Do this:
Without the pictures, repeat the listing character for character.
### Material to process
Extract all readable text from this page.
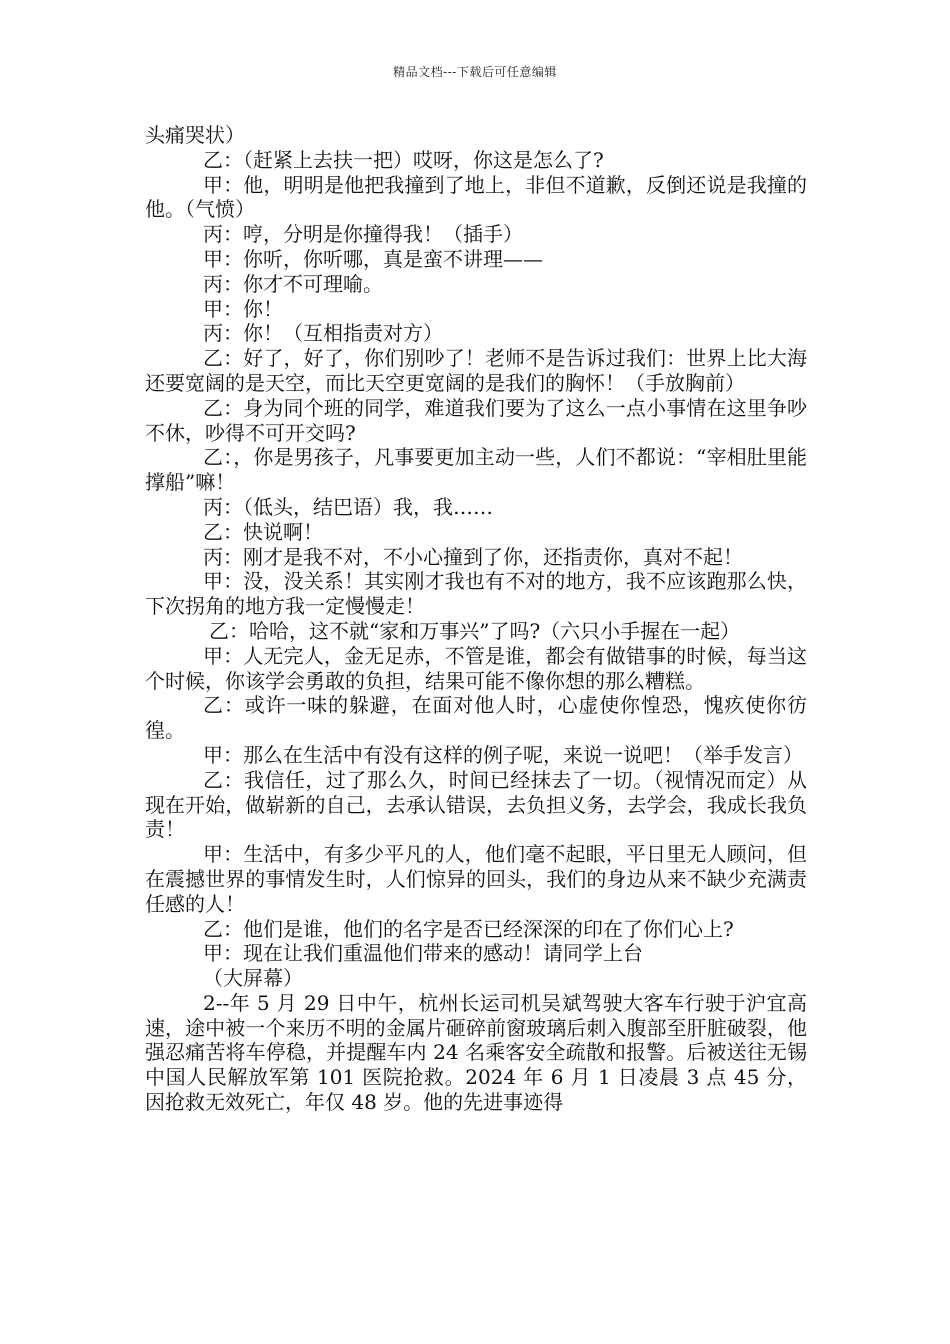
精品文档---下载后可任意编辑

头痛哭状）

乙：（赶紧上去扶一把）哎呀，你这是怎么了?

甲：他，明明是他把我撞到了地上，非但不道歉，反倒还说是我撞的他。（气愤）

丙：哼，分明是你撞得我！（插手）

甲：你听，你听哪，真是蛮不讲理——

丙：你才不可理喻。

甲：你！

丙：你！（互相指责对方）

乙：好了，好了，你们别吵了！老师不是告诉过我们：世界上比大海还要宽阔的是天空，而比天空更宽阔的是我们的胸怀！（手放胸前）

乙：身为同个班的同学，难道我们要为了这么一点小事情在这里争吵不休，吵得不可开交吗?

乙：，你是男孩子，凡事要更加主动一些，人们不都说：“宰相肚里能撑船”嘛！

丙：（低头，结巴语）我，我……

乙：快说啊！

丙：刚才是我不对，不小心撞到了你，还指责你，真对不起！

甲：没，没关系！其实刚才我也有不对的地方，我不应该跑那么快，下次拐角的地方我一定慢慢走！

乙：哈哈，这不就“家和万事兴”了吗?（六只小手握在一起）

甲：人无完人，金无足赤，不管是谁，都会有做错事的时候，每当这个时候，你该学会勇敢的负担，结果可能不像你想的那么糟糕。

乙：或许一味的躲避，在面对他人时，心虚使你惶恐，愧疚使你彷徨。

甲：那么在生活中有没有这样的例子呢，来说一说吧！（举手发言）

乙：我信任，过了那么久，时间已经抹去了一切。（视情况而定）从现在开始，做崭新的自己，去承认错误，去负担义务，去学会，我成长我负责！

甲：生活中，有多少平凡的人，他们毫不起眼，平日里无人顾问，但在震撼世界的事情发生时，人们惊异的回头，我们的身边从来不缺少充满责任感的人！

乙：他们是谁，他们的名字是否已经深深的印在了你们心上?

甲：现在让我们重温他们带来的感动！请同学上台

（大屏幕）

2--年 5 月 29 日中午，杭州长运司机吴斌驾驶大客车行驶于沪宜高速，途中被一个来历不明的金属片砸碎前窗玻璃后刺入腹部至肝脏破裂，他强忍痛苦将车停稳，并提醒车内 24 名乘客安全疏散和报警。后被送往无锡中国人民解放军第 101 医院抢救。2024 年 6 月 1 日凌晨 3 点 45 分，因抢救无效死亡，年仅 48 岁。他的先进事迹得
######
Solved problem:
Extract all readable text from this page.
精品文档---下载后可任意编辑

头痛哭状）

乙：（赶紧上去扶一把）哎呀，你这是怎么了?

甲：他，明明是他把我撞到了地上，非但不道歉，反倒还说是我撞的他。（气愤）

丙：哼，分明是你撞得我！（插手）

甲：你听，你听哪，真是蛮不讲理——

丙：你才不可理喻。

甲：你！

丙：你！（互相指责对方）

乙：好了，好了，你们别吵了！老师不是告诉过我们：世界上比大海还要宽阔的是天空，而比天空更宽阔的是我们的胸怀！（手放胸前）

乙：身为同个班的同学，难道我们要为了这么一点小事情在这里争吵不休，吵得不可开交吗?

乙：，你是男孩子，凡事要更加主动一些，人们不都说：“宰相肚里能撑船”嘛！

丙：（低头，结巴语）我，我……

乙：快说啊！

丙：刚才是我不对，不小心撞到了你，还指责你，真对不起！

甲：没，没关系！其实刚才我也有不对的地方，我不应该跑那么快，下次拐角的地方我一定慢慢走！

乙：哈哈，这不就“家和万事兴”了吗?（六只小手握在一起）

甲：人无完人，金无足赤，不管是谁，都会有做错事的时候，每当这个时候，你该学会勇敢的负担，结果可能不像你想的那么糟糕。

乙：或许一味的躲避，在面对他人时，心虚使你惶恐，愧疚使你彷徨。

甲：那么在生活中有没有这样的例子呢，来说一说吧！（举手发言）

乙：我信任，过了那么久，时间已经抹去了一切。（视情况而定）从现在开始，做崭新的自己，去承认错误，去负担义务，去学会，我成长我负责！

甲：生活中，有多少平凡的人，他们毫不起眼，平日里无人顾问，但在震撼世界的事情发生时，人们惊异的回头，我们的身边从来不缺少充满责任感的人！

乙：他们是谁，他们的名字是否已经深深的印在了你们心上?

甲：现在让我们重温他们带来的感动！请同学上台

（大屏幕）

2--年 5 月 29 日中午，杭州长运司机吴斌驾驶大客车行驶于沪宜高速，途中被一个来历不明的金属片砸碎前窗玻璃后刺入腹部至肝脏破裂，他强忍痛苦将车停稳，并提醒车内 24 名乘客安全疏散和报警。后被送往无锡中国人民解放军第 101 医院抢救。2024 年 6 月 1 日凌晨 3 点 45 分，因抢救无效死亡，年仅 48 岁。他的先进事迹得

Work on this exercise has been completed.